--- Start of Provided entries ---
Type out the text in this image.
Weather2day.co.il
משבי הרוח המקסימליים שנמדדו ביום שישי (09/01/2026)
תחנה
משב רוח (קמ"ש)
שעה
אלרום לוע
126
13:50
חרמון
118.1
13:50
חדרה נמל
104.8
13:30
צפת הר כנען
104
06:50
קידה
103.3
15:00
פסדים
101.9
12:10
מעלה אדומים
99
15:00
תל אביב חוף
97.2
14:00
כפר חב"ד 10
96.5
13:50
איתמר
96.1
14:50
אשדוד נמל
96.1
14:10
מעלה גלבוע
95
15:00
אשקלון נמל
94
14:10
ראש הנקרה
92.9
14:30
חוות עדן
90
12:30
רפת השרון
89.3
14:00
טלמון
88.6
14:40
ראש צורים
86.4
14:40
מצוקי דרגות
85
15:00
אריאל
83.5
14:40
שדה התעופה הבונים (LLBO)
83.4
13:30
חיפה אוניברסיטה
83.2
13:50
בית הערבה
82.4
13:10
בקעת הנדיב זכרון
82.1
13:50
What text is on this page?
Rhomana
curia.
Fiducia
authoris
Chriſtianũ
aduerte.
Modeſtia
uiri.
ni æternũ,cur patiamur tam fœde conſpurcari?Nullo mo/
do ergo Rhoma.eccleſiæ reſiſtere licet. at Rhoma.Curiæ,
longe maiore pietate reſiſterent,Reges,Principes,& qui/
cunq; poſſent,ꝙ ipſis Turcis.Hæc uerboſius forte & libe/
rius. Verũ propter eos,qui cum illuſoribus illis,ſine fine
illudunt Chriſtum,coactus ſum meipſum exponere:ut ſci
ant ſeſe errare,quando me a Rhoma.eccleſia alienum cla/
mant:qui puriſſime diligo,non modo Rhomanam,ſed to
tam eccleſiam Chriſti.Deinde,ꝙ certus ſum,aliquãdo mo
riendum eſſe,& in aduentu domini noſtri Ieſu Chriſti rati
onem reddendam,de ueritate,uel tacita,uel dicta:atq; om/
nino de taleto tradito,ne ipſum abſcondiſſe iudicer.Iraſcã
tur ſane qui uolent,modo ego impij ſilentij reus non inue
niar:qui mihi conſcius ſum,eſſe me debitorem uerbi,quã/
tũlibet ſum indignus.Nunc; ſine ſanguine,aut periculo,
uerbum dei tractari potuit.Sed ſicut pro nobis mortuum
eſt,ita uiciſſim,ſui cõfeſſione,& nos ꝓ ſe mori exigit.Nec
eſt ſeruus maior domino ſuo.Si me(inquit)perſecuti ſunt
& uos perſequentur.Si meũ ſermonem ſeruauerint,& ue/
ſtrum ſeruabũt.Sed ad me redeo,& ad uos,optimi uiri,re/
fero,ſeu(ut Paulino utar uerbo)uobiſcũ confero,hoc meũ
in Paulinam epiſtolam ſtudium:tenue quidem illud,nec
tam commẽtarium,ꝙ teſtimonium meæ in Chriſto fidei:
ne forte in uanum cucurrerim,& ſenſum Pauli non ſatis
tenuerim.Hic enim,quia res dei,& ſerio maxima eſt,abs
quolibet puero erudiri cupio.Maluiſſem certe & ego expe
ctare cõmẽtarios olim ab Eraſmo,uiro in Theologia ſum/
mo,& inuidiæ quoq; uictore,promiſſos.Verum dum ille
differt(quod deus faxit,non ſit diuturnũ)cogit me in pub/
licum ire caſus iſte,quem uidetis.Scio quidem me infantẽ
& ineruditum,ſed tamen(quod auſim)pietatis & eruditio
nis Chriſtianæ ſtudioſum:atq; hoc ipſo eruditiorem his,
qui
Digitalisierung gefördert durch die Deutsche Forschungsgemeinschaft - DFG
--- End of Provided entries ---
#### Stated goal
Select and copy every line from the records that includes the word "ſine".

#### Task answer
rius. Verũ propter eos,qui cum illuſoribus illis,ſine fine
tũlibet ſum indignus.Nunc; ſine ſanguine,aut periculo,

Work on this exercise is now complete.